(Task details): A single number is the answer here: how many lines of the entries contain "Sonstige"?

(Given entries):
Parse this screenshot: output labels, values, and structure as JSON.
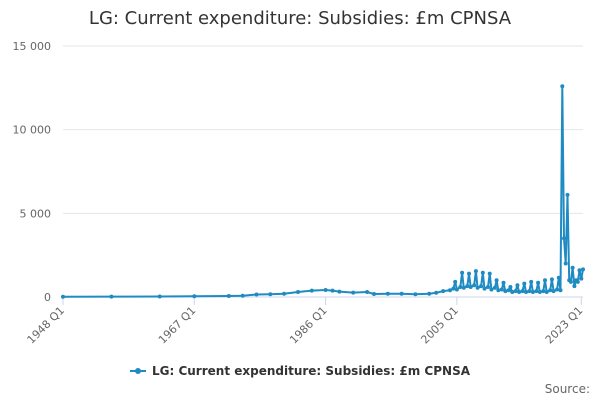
{
  "chart_data": {
    "type": "line",
    "title": "LG: Current expenditure: Subsidies: £m CPNSA",
    "xlabel": "",
    "ylabel": "",
    "x_start": "1948 Q1",
    "x_end": "2023 Q2",
    "ylim": [
      0,
      15000
    ],
    "yticks": [
      {
        "value": 0,
        "label": "0"
      },
      {
        "value": 5000,
        "label": "5 000"
      },
      {
        "value": 10000,
        "label": "10 000"
      },
      {
        "value": 15000,
        "label": "15 000"
      }
    ],
    "xticks": [
      {
        "year": 1948,
        "label": "1948 Q1"
      },
      {
        "year": 1967,
        "label": "1967 Q1"
      },
      {
        "year": 1986,
        "label": "1986 Q1"
      },
      {
        "year": 2005,
        "label": "2005 Q1"
      },
      {
        "year": 2023,
        "label": "2023 Q1"
      }
    ],
    "grid": true,
    "legend_position": "bottom",
    "color": "#1f8bc3",
    "series": [
      {
        "name": "LG: Current expenditure: Subsidies: £m CPNSA",
        "points": [
          [
            "1948 Q1",
            20
          ],
          [
            "1955 Q1",
            25
          ],
          [
            "1962 Q1",
            30
          ],
          [
            "1967 Q1",
            40
          ],
          [
            "1972 Q1",
            60
          ],
          [
            "1974 Q1",
            80
          ],
          [
            "1976 Q1",
            150
          ],
          [
            "1978 Q1",
            170
          ],
          [
            "1980 Q1",
            200
          ],
          [
            "1982 Q1",
            300
          ],
          [
            "1984 Q1",
            380
          ],
          [
            "1986 Q1",
            420
          ],
          [
            "1987 Q1",
            380
          ],
          [
            "1988 Q1",
            320
          ],
          [
            "1990 Q1",
            260
          ],
          [
            "1992 Q1",
            300
          ],
          [
            "1993 Q1",
            180
          ],
          [
            "1995 Q1",
            190
          ],
          [
            "1997 Q1",
            200
          ],
          [
            "1999 Q1",
            160
          ],
          [
            "2001 Q1",
            200
          ],
          [
            "2002 Q1",
            250
          ],
          [
            "2003 Q1",
            350
          ],
          [
            "2004 Q1",
            400
          ],
          [
            "2004 Q3",
            500
          ],
          [
            "2004 Q4",
            900
          ],
          [
            "2005 Q1",
            450
          ],
          [
            "2005 Q3",
            600
          ],
          [
            "2005 Q4",
            1450
          ],
          [
            "2006 Q1",
            550
          ],
          [
            "2006 Q3",
            650
          ],
          [
            "2006 Q4",
            1400
          ],
          [
            "2007 Q1",
            600
          ],
          [
            "2007 Q3",
            700
          ],
          [
            "2007 Q4",
            1550
          ],
          [
            "2008 Q1",
            550
          ],
          [
            "2008 Q3",
            650
          ],
          [
            "2008 Q4",
            1450
          ],
          [
            "2009 Q1",
            500
          ],
          [
            "2009 Q3",
            600
          ],
          [
            "2009 Q4",
            1400
          ],
          [
            "2010 Q1",
            450
          ],
          [
            "2010 Q3",
            550
          ],
          [
            "2010 Q4",
            1000
          ],
          [
            "2011 Q1",
            400
          ],
          [
            "2011 Q3",
            450
          ],
          [
            "2011 Q4",
            850
          ],
          [
            "2012 Q1",
            350
          ],
          [
            "2012 Q3",
            400
          ],
          [
            "2012 Q4",
            600
          ],
          [
            "2013 Q1",
            300
          ],
          [
            "2013 Q3",
            350
          ],
          [
            "2013 Q4",
            700
          ],
          [
            "2014 Q1",
            300
          ],
          [
            "2014 Q3",
            350
          ],
          [
            "2014 Q4",
            800
          ],
          [
            "2015 Q1",
            300
          ],
          [
            "2015 Q3",
            350
          ],
          [
            "2015 Q4",
            900
          ],
          [
            "2016 Q1",
            300
          ],
          [
            "2016 Q3",
            350
          ],
          [
            "2016 Q4",
            850
          ],
          [
            "2017 Q1",
            300
          ],
          [
            "2017 Q3",
            350
          ],
          [
            "2017 Q4",
            1000
          ],
          [
            "2018 Q1",
            300
          ],
          [
            "2018 Q3",
            400
          ],
          [
            "2018 Q4",
            1050
          ],
          [
            "2019 Q1",
            350
          ],
          [
            "2019 Q3",
            450
          ],
          [
            "2019 Q4",
            1150
          ],
          [
            "2020 Q1",
            400
          ],
          [
            "2020 Q2",
            12600
          ],
          [
            "2020 Q3",
            3500
          ],
          [
            "2020 Q4",
            2000
          ],
          [
            "2021 Q1",
            6100
          ],
          [
            "2021 Q2",
            1000
          ],
          [
            "2021 Q3",
            900
          ],
          [
            "2021 Q4",
            1750
          ],
          [
            "2022 Q1",
            650
          ],
          [
            "2022 Q2",
            1000
          ],
          [
            "2022 Q3",
            900
          ],
          [
            "2022 Q4",
            1600
          ],
          [
            "2023 Q1",
            1100
          ],
          [
            "2023 Q2",
            1650
          ]
        ]
      }
    ]
  },
  "source_label": "Source:"
}
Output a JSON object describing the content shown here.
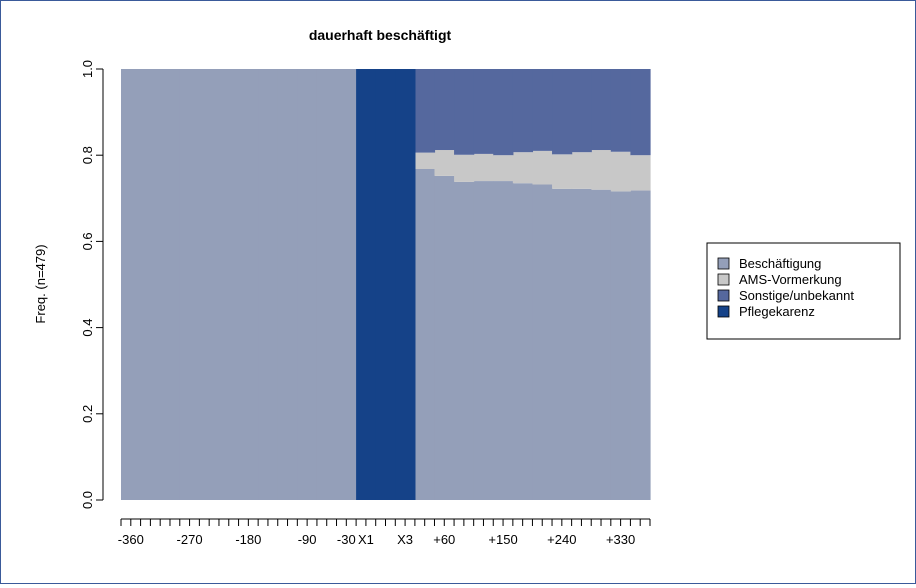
{
  "chart_data": {
    "type": "area",
    "title": "dauerhaft beschäftigt",
    "ylabel": "Freq. (n=479)",
    "xlabel": "",
    "ylim": [
      0,
      1
    ],
    "yticks": [
      "0.0",
      "0.2",
      "0.4",
      "0.6",
      "0.8",
      "1.0"
    ],
    "xtick_labels": [
      "-360",
      "-270",
      "-180",
      "-90",
      "-30",
      "X1",
      "X3",
      "+60",
      "+150",
      "+240",
      "+330"
    ],
    "stack_order": [
      "Beschäftigung",
      "AMS-Vormerkung",
      "Sonstige/unbekannt",
      "Pflegekarenz"
    ],
    "x": [
      -360,
      -330,
      -300,
      -270,
      -240,
      -210,
      -180,
      -150,
      -120,
      -90,
      -60,
      -30,
      "X1",
      "X2",
      "X3",
      30,
      60,
      90,
      120,
      150,
      180,
      210,
      240,
      270,
      300,
      330,
      360
    ],
    "series": [
      {
        "name": "Beschäftigung",
        "color": "#949fb9",
        "values": [
          1,
          1,
          1,
          1,
          1,
          1,
          1,
          1,
          1,
          1,
          1,
          1,
          0,
          0,
          0,
          0.768,
          0.752,
          0.738,
          0.74,
          0.74,
          0.735,
          0.732,
          0.722,
          0.722,
          0.72,
          0.716,
          0.718
        ]
      },
      {
        "name": "AMS-Vormerkung",
        "color": "#c8c8c8",
        "values": [
          0,
          0,
          0,
          0,
          0,
          0,
          0,
          0,
          0,
          0,
          0,
          0,
          0,
          0,
          0,
          0.038,
          0.06,
          0.063,
          0.063,
          0.06,
          0.072,
          0.078,
          0.08,
          0.085,
          0.092,
          0.092,
          0.082
        ]
      },
      {
        "name": "Sonstige/unbekannt",
        "color": "#55689e",
        "values": [
          0,
          0,
          0,
          0,
          0,
          0,
          0,
          0,
          0,
          0,
          0,
          0,
          0,
          0,
          0,
          0.194,
          0.188,
          0.199,
          0.197,
          0.2,
          0.193,
          0.19,
          0.198,
          0.193,
          0.188,
          0.192,
          0.2
        ]
      },
      {
        "name": "Pflegekarenz",
        "color": "#154288",
        "values": [
          0,
          0,
          0,
          0,
          0,
          0,
          0,
          0,
          0,
          0,
          0,
          0,
          1,
          1,
          1,
          0,
          0,
          0,
          0,
          0,
          0,
          0,
          0,
          0,
          0,
          0,
          0
        ]
      }
    ],
    "legend_position": "right"
  }
}
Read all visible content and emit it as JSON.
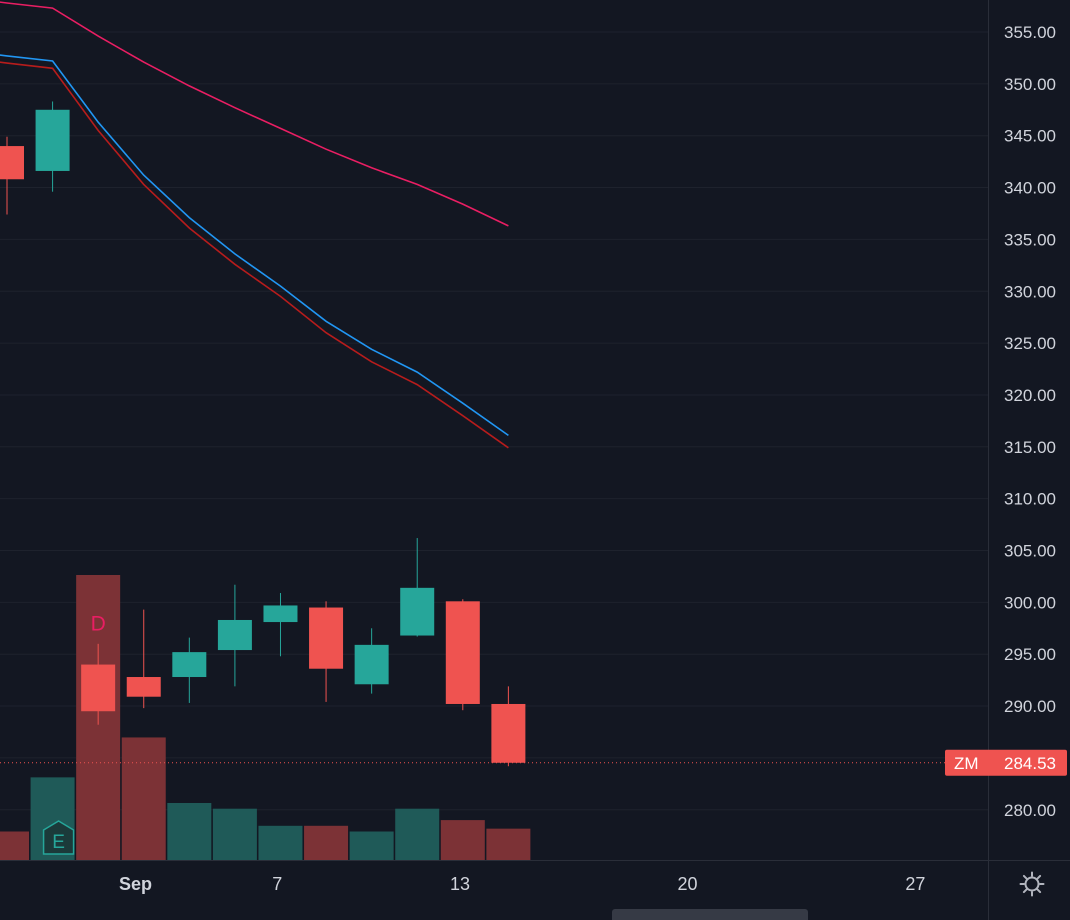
{
  "chart_data": {
    "type": "candlestick",
    "ticker": "ZM",
    "last_price": "284.53",
    "y_axis": {
      "range": [
        275.6,
        358.3
      ],
      "ticks": [
        "355.00",
        "350.00",
        "345.00",
        "340.00",
        "335.00",
        "330.00",
        "325.00",
        "320.00",
        "315.00",
        "310.00",
        "305.00",
        "300.00",
        "295.00",
        "290.00",
        "285.00",
        "280.00"
      ],
      "tick_values": [
        355,
        350,
        345,
        340,
        335,
        330,
        325,
        320,
        315,
        310,
        305,
        300,
        295,
        290,
        285,
        280
      ],
      "hidden_ticks": [
        285
      ]
    },
    "x_axis": {
      "labels": [
        {
          "text": "Sep",
          "bold": true,
          "slot": 2.82
        },
        {
          "text": "7",
          "bold": false,
          "slot": 5.93
        },
        {
          "text": "13",
          "bold": false,
          "slot": 9.94
        },
        {
          "text": "20",
          "bold": false,
          "slot": 14.93
        },
        {
          "text": "27",
          "bold": false,
          "slot": 19.93
        }
      ]
    },
    "candles": [
      {
        "slot": 0,
        "open": 344.0,
        "high": 344.9,
        "low": 337.4,
        "close": 340.8
      },
      {
        "slot": 1,
        "open": 341.6,
        "high": 348.3,
        "low": 339.6,
        "close": 347.5
      },
      {
        "slot": 2,
        "open": 294.0,
        "high": 296.0,
        "low": 288.2,
        "close": 289.5
      },
      {
        "slot": 3,
        "open": 292.8,
        "high": 299.3,
        "low": 289.8,
        "close": 290.9
      },
      {
        "slot": 4,
        "open": 292.8,
        "high": 296.6,
        "low": 290.3,
        "close": 295.2
      },
      {
        "slot": 5,
        "open": 295.4,
        "high": 301.7,
        "low": 291.9,
        "close": 298.3
      },
      {
        "slot": 6,
        "open": 298.1,
        "high": 300.9,
        "low": 294.8,
        "close": 299.7
      },
      {
        "slot": 7,
        "open": 299.5,
        "high": 300.1,
        "low": 290.4,
        "close": 293.6
      },
      {
        "slot": 8,
        "open": 292.1,
        "high": 297.5,
        "low": 291.2,
        "close": 295.9
      },
      {
        "slot": 9,
        "open": 296.8,
        "high": 306.2,
        "low": 296.7,
        "close": 301.4
      },
      {
        "slot": 10,
        "open": 300.1,
        "high": 300.3,
        "low": 289.6,
        "close": 290.2
      },
      {
        "slot": 11,
        "open": 290.2,
        "high": 291.9,
        "low": 284.2,
        "close": 284.53
      }
    ],
    "volume": [
      {
        "slot": 0,
        "level": 0.1,
        "direction": "down"
      },
      {
        "slot": 1,
        "level": 0.29,
        "direction": "up"
      },
      {
        "slot": 2,
        "level": 1.0,
        "direction": "down"
      },
      {
        "slot": 3,
        "level": 0.43,
        "direction": "down"
      },
      {
        "slot": 4,
        "level": 0.2,
        "direction": "up"
      },
      {
        "slot": 5,
        "level": 0.18,
        "direction": "up"
      },
      {
        "slot": 6,
        "level": 0.12,
        "direction": "up"
      },
      {
        "slot": 7,
        "level": 0.12,
        "direction": "down"
      },
      {
        "slot": 8,
        "level": 0.1,
        "direction": "up"
      },
      {
        "slot": 9,
        "level": 0.18,
        "direction": "up"
      },
      {
        "slot": 10,
        "level": 0.14,
        "direction": "down"
      },
      {
        "slot": 11,
        "level": 0.11,
        "direction": "down"
      }
    ],
    "moving_averages": [
      {
        "color": "#e91e63",
        "points": [
          [
            -1.1,
            358.4
          ],
          [
            0,
            357.8
          ],
          [
            1,
            357.3
          ],
          [
            2,
            354.6
          ],
          [
            3,
            352.1
          ],
          [
            4,
            349.8
          ],
          [
            5,
            347.7
          ],
          [
            6,
            345.7
          ],
          [
            7,
            343.7
          ],
          [
            8,
            341.9
          ],
          [
            9,
            340.3
          ],
          [
            10,
            338.4
          ],
          [
            11,
            336.3
          ]
        ]
      },
      {
        "color": "#2196f3",
        "points": [
          [
            -1.1,
            353.3
          ],
          [
            0,
            352.7
          ],
          [
            1,
            352.2
          ],
          [
            2,
            346.3
          ],
          [
            3,
            341.2
          ],
          [
            4,
            337.1
          ],
          [
            5,
            333.6
          ],
          [
            6,
            330.5
          ],
          [
            7,
            327.1
          ],
          [
            8,
            324.4
          ],
          [
            9,
            322.2
          ],
          [
            10,
            319.2
          ],
          [
            11,
            316.1
          ]
        ]
      },
      {
        "color": "#b71c1c",
        "points": [
          [
            -1.1,
            352.6
          ],
          [
            0,
            352.0
          ],
          [
            1,
            351.5
          ],
          [
            2,
            345.5
          ],
          [
            3,
            340.3
          ],
          [
            4,
            336.1
          ],
          [
            5,
            332.6
          ],
          [
            6,
            329.5
          ],
          [
            7,
            326.0
          ],
          [
            8,
            323.2
          ],
          [
            9,
            321.0
          ],
          [
            10,
            318.0
          ],
          [
            11,
            314.9
          ]
        ]
      }
    ],
    "markers": [
      {
        "text": "D",
        "slot": 2,
        "price": 300.1,
        "color": "#e91e63"
      },
      {
        "text": "E",
        "slot": 1,
        "color": "#26a69a"
      }
    ],
    "colors": {
      "up": "#26a69a",
      "down": "#ef5350",
      "volume_up": "#1f5a58",
      "volume_down": "#7c3236",
      "background": "#131722",
      "grid": "#1e222d",
      "text": "#d1d4dc"
    }
  }
}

(The answer): 2